## START
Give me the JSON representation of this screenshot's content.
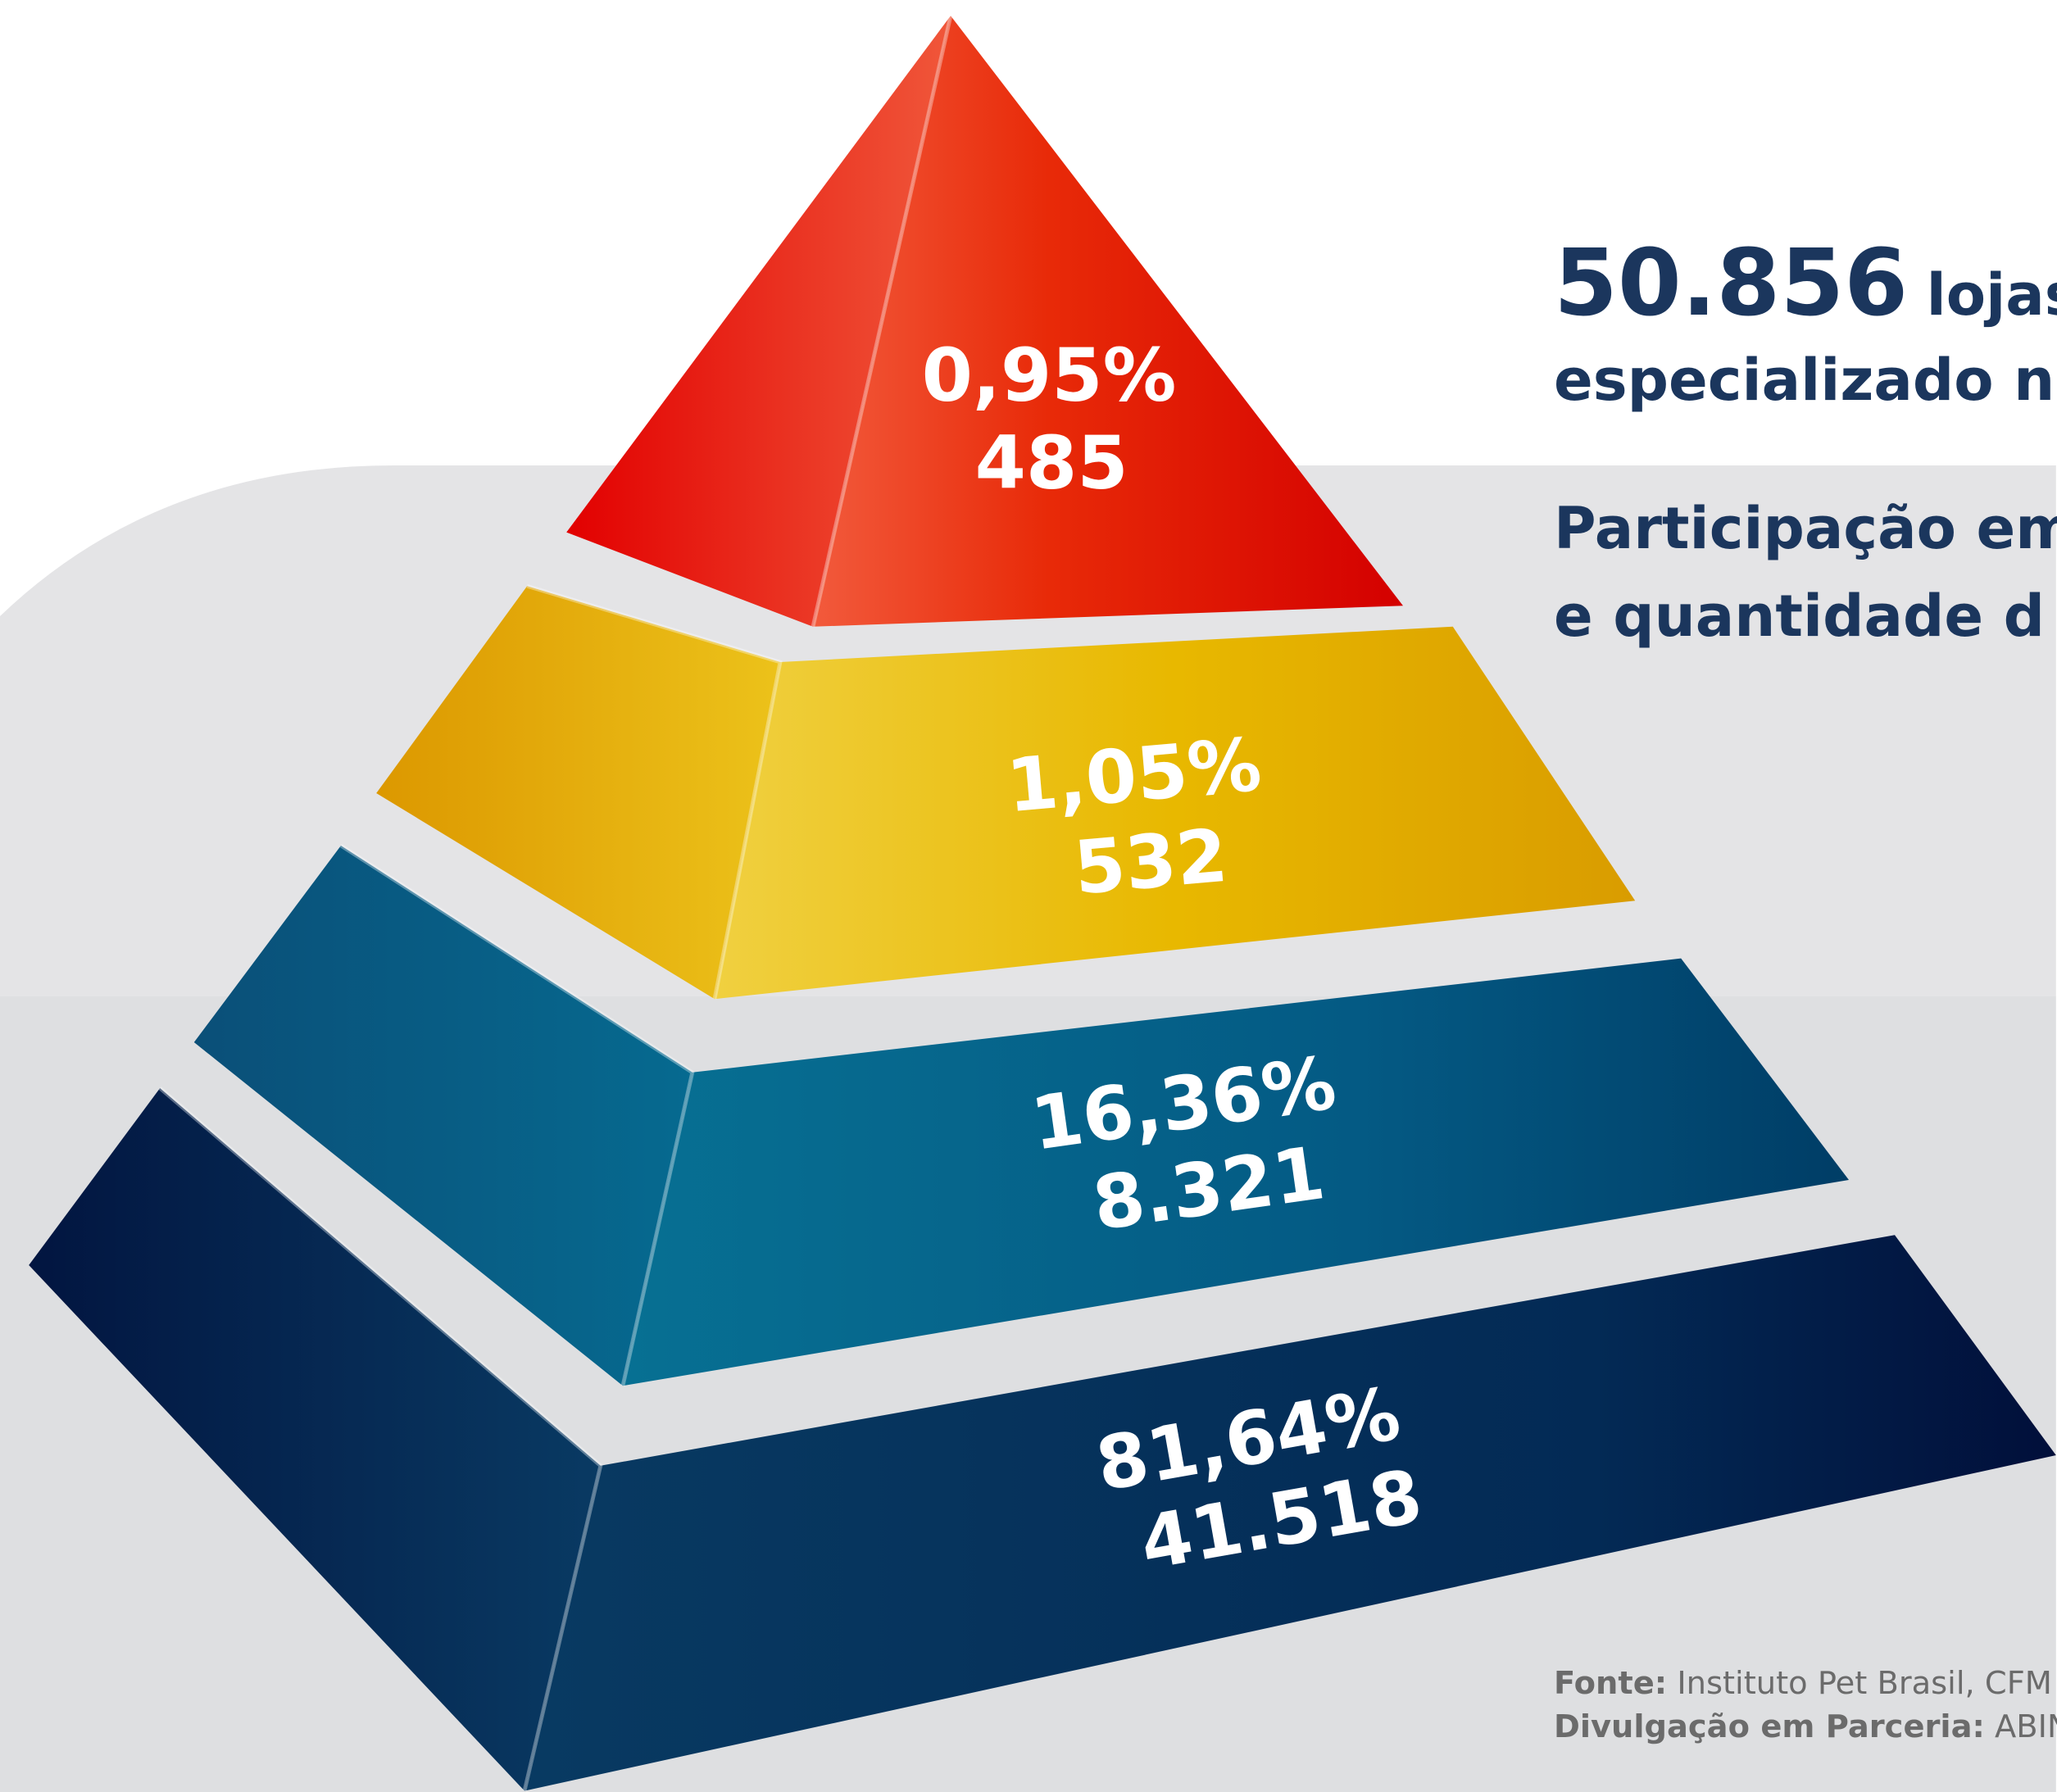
{
  "header": {
    "total": "50.856",
    "total_unit": "lojas",
    "line2": "especializado n",
    "subtitle_1": "Participação em",
    "subtitle_2": "e quantidade d"
  },
  "levels": [
    {
      "percent": "0,95%",
      "count": "485"
    },
    {
      "percent": "1,05%",
      "count": "532"
    },
    {
      "percent": "16,36%",
      "count": "8.321"
    },
    {
      "percent": "81,64%",
      "count": "41.518"
    }
  ],
  "source": {
    "label": "Fonte:",
    "text": "Instituto Pet Brasil, CFM",
    "partner_label": "Divulgação em Parceria:",
    "partner_text": "ABIN"
  }
}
## END
**Exercise objective**
Leave out the pictures and print each record exactly as it stands.

**Task answer**
Give me the JSON representation of this screenshot's content.
{
  "header": {
    "total": "50.856",
    "total_unit": "lojas",
    "line2": "especializado n",
    "subtitle_1": "Participação em",
    "subtitle_2": "e quantidade d"
  },
  "levels": [
    {
      "percent": "0,95%",
      "count": "485"
    },
    {
      "percent": "1,05%",
      "count": "532"
    },
    {
      "percent": "16,36%",
      "count": "8.321"
    },
    {
      "percent": "81,64%",
      "count": "41.518"
    }
  ],
  "source": {
    "label": "Fonte:",
    "text": "Instituto Pet Brasil, CFM",
    "partner_label": "Divulgação em Parceria:",
    "partner_text": "ABIN"
  }
}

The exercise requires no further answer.